▶ **What to work on**
Filter the lines below, keeping each one that holds "unknown".

Data for processing Block Start

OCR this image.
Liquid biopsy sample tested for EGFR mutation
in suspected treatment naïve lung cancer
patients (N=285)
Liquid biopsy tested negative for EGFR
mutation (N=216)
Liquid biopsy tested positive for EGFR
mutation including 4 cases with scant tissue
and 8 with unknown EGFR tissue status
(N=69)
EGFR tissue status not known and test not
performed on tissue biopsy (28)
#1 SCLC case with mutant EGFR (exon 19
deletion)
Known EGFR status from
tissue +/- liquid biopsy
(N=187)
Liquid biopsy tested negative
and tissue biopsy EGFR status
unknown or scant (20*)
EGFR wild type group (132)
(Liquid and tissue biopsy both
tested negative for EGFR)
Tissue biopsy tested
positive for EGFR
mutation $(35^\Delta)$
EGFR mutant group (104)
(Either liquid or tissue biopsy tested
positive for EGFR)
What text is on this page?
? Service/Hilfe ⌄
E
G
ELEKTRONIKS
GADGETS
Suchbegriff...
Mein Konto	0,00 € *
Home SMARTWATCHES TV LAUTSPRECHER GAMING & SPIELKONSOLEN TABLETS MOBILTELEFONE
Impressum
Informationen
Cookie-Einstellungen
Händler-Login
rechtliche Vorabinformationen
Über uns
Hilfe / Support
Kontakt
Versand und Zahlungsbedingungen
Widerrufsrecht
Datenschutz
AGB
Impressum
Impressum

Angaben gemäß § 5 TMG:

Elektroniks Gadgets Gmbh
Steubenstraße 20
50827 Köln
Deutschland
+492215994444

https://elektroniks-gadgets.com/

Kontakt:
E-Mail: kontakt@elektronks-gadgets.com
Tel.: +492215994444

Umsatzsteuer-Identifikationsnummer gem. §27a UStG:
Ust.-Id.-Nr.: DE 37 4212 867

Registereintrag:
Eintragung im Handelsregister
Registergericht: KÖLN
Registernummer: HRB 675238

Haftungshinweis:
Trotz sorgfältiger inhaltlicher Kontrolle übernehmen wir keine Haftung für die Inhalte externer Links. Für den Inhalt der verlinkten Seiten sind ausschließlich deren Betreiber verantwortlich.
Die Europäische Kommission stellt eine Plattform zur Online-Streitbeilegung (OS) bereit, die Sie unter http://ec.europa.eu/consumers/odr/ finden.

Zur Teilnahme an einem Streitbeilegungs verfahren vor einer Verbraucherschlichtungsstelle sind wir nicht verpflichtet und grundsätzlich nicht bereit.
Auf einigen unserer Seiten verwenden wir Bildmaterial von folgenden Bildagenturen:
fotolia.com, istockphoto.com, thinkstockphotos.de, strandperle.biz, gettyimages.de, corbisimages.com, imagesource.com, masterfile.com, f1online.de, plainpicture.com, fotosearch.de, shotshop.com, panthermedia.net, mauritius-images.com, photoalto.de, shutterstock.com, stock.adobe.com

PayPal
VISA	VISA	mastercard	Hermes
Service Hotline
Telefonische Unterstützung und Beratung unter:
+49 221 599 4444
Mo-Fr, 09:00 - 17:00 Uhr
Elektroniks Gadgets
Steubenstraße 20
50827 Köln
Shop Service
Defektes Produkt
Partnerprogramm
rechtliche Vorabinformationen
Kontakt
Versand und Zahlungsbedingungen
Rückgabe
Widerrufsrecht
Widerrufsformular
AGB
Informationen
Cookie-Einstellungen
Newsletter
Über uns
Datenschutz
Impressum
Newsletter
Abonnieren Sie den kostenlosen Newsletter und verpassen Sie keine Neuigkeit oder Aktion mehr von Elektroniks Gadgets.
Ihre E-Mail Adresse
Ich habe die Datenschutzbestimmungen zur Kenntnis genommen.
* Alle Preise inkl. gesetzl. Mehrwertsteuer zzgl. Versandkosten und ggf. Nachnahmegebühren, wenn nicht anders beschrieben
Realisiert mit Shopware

Data for processing Block End

▶ **Response box**
and 8 with unknown EGFR tissue status
unknown or scant (20*)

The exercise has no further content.